#### Input rows ####

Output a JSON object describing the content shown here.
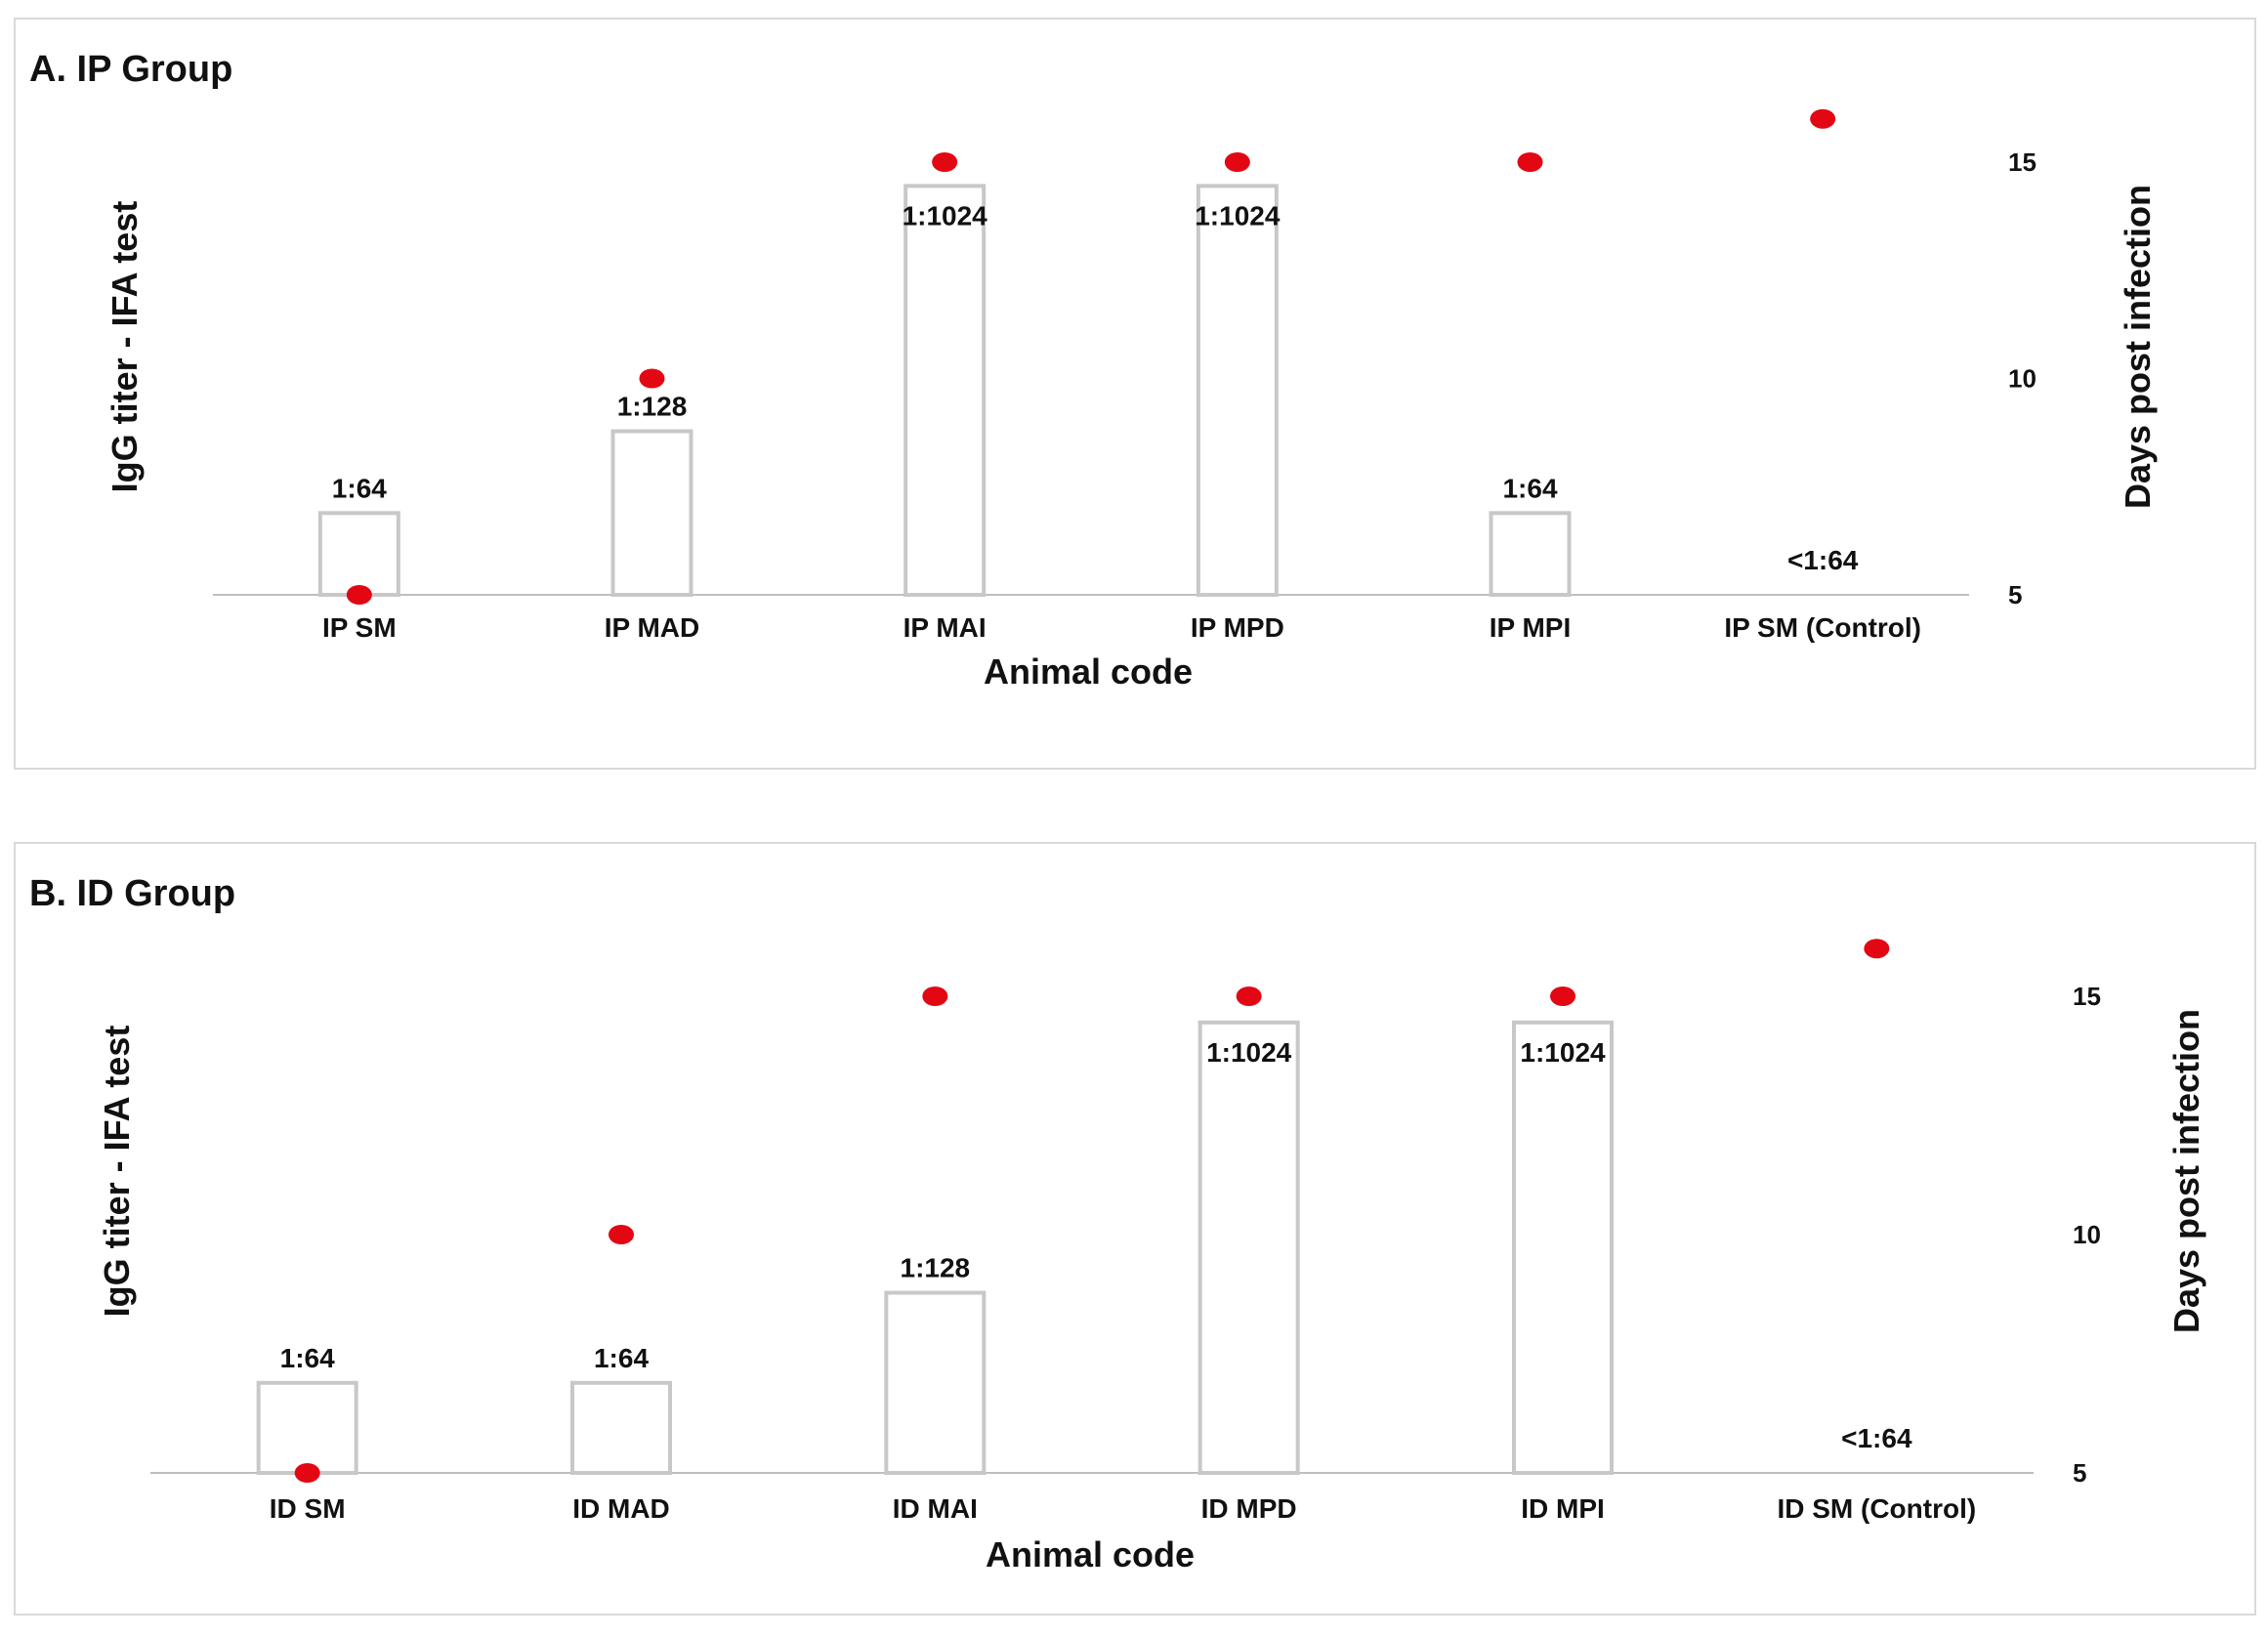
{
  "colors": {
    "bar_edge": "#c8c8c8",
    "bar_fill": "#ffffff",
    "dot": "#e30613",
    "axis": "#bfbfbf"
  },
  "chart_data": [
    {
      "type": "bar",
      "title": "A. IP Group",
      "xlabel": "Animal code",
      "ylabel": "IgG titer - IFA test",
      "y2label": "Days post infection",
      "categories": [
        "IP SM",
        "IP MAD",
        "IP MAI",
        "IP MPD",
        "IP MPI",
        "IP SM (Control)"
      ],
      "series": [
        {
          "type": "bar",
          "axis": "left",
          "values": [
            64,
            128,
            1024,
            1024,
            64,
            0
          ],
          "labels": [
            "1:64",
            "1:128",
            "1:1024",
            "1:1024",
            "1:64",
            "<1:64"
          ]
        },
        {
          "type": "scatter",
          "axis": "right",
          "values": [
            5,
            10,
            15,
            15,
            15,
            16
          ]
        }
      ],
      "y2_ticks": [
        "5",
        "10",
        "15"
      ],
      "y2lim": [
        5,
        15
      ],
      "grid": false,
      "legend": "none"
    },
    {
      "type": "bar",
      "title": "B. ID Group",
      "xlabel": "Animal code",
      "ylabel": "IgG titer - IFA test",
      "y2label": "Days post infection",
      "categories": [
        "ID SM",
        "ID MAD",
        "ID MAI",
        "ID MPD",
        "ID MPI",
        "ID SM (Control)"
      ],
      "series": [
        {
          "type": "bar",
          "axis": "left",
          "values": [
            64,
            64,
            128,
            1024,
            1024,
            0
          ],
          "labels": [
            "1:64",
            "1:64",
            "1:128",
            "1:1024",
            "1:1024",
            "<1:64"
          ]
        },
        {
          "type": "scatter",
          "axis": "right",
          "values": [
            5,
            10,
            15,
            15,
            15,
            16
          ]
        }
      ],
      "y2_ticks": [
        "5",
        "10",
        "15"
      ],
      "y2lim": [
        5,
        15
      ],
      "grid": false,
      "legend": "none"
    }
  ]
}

####

## What is required:
Omit each picture, then return all of the listing exactly as it stands.

## Completed exercise:
Output a JSON object describing the content shown here.
{
  "colors": {
    "bar_edge": "#c8c8c8",
    "bar_fill": "#ffffff",
    "dot": "#e30613",
    "axis": "#bfbfbf"
  },
  "chart_data": [
    {
      "type": "bar",
      "title": "A. IP Group",
      "xlabel": "Animal code",
      "ylabel": "IgG titer - IFA test",
      "y2label": "Days post infection",
      "categories": [
        "IP SM",
        "IP MAD",
        "IP MAI",
        "IP MPD",
        "IP MPI",
        "IP SM (Control)"
      ],
      "series": [
        {
          "type": "bar",
          "axis": "left",
          "values": [
            64,
            128,
            1024,
            1024,
            64,
            0
          ],
          "labels": [
            "1:64",
            "1:128",
            "1:1024",
            "1:1024",
            "1:64",
            "<1:64"
          ]
        },
        {
          "type": "scatter",
          "axis": "right",
          "values": [
            5,
            10,
            15,
            15,
            15,
            16
          ]
        }
      ],
      "y2_ticks": [
        "5",
        "10",
        "15"
      ],
      "y2lim": [
        5,
        15
      ],
      "grid": false,
      "legend": "none"
    },
    {
      "type": "bar",
      "title": "B. ID Group",
      "xlabel": "Animal code",
      "ylabel": "IgG titer - IFA test",
      "y2label": "Days post infection",
      "categories": [
        "ID SM",
        "ID MAD",
        "ID MAI",
        "ID MPD",
        "ID MPI",
        "ID SM (Control)"
      ],
      "series": [
        {
          "type": "bar",
          "axis": "left",
          "values": [
            64,
            64,
            128,
            1024,
            1024,
            0
          ],
          "labels": [
            "1:64",
            "1:64",
            "1:128",
            "1:1024",
            "1:1024",
            "<1:64"
          ]
        },
        {
          "type": "scatter",
          "axis": "right",
          "values": [
            5,
            10,
            15,
            15,
            15,
            16
          ]
        }
      ],
      "y2_ticks": [
        "5",
        "10",
        "15"
      ],
      "y2lim": [
        5,
        15
      ],
      "grid": false,
      "legend": "none"
    }
  ]
}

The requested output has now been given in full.